Collected data
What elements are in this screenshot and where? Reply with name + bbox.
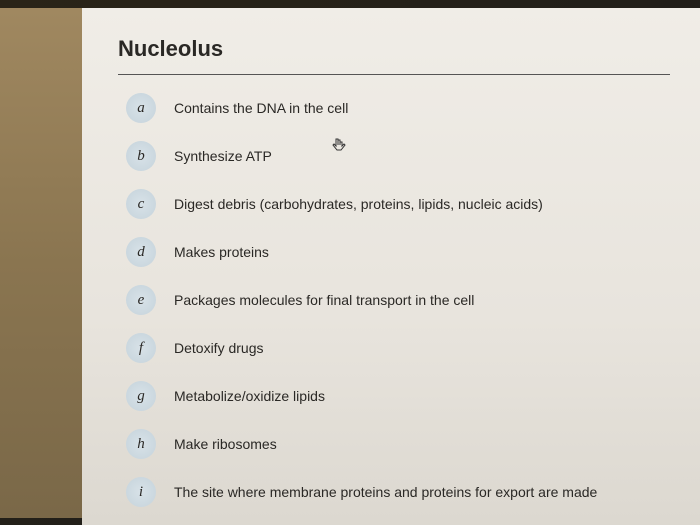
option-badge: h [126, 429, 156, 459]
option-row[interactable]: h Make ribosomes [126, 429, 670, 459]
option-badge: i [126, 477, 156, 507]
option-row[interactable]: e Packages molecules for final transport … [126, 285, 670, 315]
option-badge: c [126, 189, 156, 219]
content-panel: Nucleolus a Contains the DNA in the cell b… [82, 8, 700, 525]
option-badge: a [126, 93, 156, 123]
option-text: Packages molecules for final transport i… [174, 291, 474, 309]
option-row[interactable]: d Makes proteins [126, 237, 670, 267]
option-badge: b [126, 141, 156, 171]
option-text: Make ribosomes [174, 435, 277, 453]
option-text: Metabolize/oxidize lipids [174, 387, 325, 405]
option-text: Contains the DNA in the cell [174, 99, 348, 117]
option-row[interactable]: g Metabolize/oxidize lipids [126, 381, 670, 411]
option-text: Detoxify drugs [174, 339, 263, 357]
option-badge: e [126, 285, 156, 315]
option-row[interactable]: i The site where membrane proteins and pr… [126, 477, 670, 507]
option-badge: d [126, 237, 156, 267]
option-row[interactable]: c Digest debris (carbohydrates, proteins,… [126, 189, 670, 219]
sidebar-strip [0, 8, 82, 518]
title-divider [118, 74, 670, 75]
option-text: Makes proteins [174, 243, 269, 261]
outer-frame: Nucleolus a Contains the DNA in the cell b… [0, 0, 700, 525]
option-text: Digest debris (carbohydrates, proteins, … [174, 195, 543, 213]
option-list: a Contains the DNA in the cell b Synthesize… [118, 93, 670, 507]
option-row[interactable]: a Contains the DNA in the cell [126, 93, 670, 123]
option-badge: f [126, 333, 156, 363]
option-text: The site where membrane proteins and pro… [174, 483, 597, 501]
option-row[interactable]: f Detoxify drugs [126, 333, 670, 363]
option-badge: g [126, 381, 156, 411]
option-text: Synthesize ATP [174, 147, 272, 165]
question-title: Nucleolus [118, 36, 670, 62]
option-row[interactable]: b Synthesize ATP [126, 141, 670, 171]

**What is expected**
Return the complete data unchanged and include none of the pictures.

**Expected answer**
What elements are in this screenshot and where? Reply with name + bbox.
option-badge: h [126, 429, 156, 459]
option-row[interactable]: h Make ribosomes [126, 429, 670, 459]
option-badge: i [126, 477, 156, 507]
option-row[interactable]: e Packages molecules for final transport … [126, 285, 670, 315]
option-badge: c [126, 189, 156, 219]
content-panel: Nucleolus a Contains the DNA in the cell b… [82, 8, 700, 525]
option-badge: a [126, 93, 156, 123]
option-text: Packages molecules for final transport i… [174, 291, 474, 309]
option-row[interactable]: d Makes proteins [126, 237, 670, 267]
option-badge: b [126, 141, 156, 171]
option-text: Make ribosomes [174, 435, 277, 453]
option-text: Metabolize/oxidize lipids [174, 387, 325, 405]
option-text: Contains the DNA in the cell [174, 99, 348, 117]
option-row[interactable]: g Metabolize/oxidize lipids [126, 381, 670, 411]
option-text: Detoxify drugs [174, 339, 263, 357]
option-badge: e [126, 285, 156, 315]
option-row[interactable]: i The site where membrane proteins and pr… [126, 477, 670, 507]
option-badge: d [126, 237, 156, 267]
option-row[interactable]: c Digest debris (carbohydrates, proteins,… [126, 189, 670, 219]
sidebar-strip [0, 8, 82, 518]
title-divider [118, 74, 670, 75]
option-text: Makes proteins [174, 243, 269, 261]
outer-frame: Nucleolus a Contains the DNA in the cell b… [0, 0, 700, 525]
option-text: Digest debris (carbohydrates, proteins, … [174, 195, 543, 213]
option-list: a Contains the DNA in the cell b Synthesize… [118, 93, 670, 507]
option-row[interactable]: a Contains the DNA in the cell [126, 93, 670, 123]
option-badge: f [126, 333, 156, 363]
option-text: The site where membrane proteins and pro… [174, 483, 597, 501]
option-row[interactable]: f Detoxify drugs [126, 333, 670, 363]
option-badge: g [126, 381, 156, 411]
option-text: Synthesize ATP [174, 147, 272, 165]
question-title: Nucleolus [118, 36, 670, 62]
option-row[interactable]: b Synthesize ATP [126, 141, 670, 171]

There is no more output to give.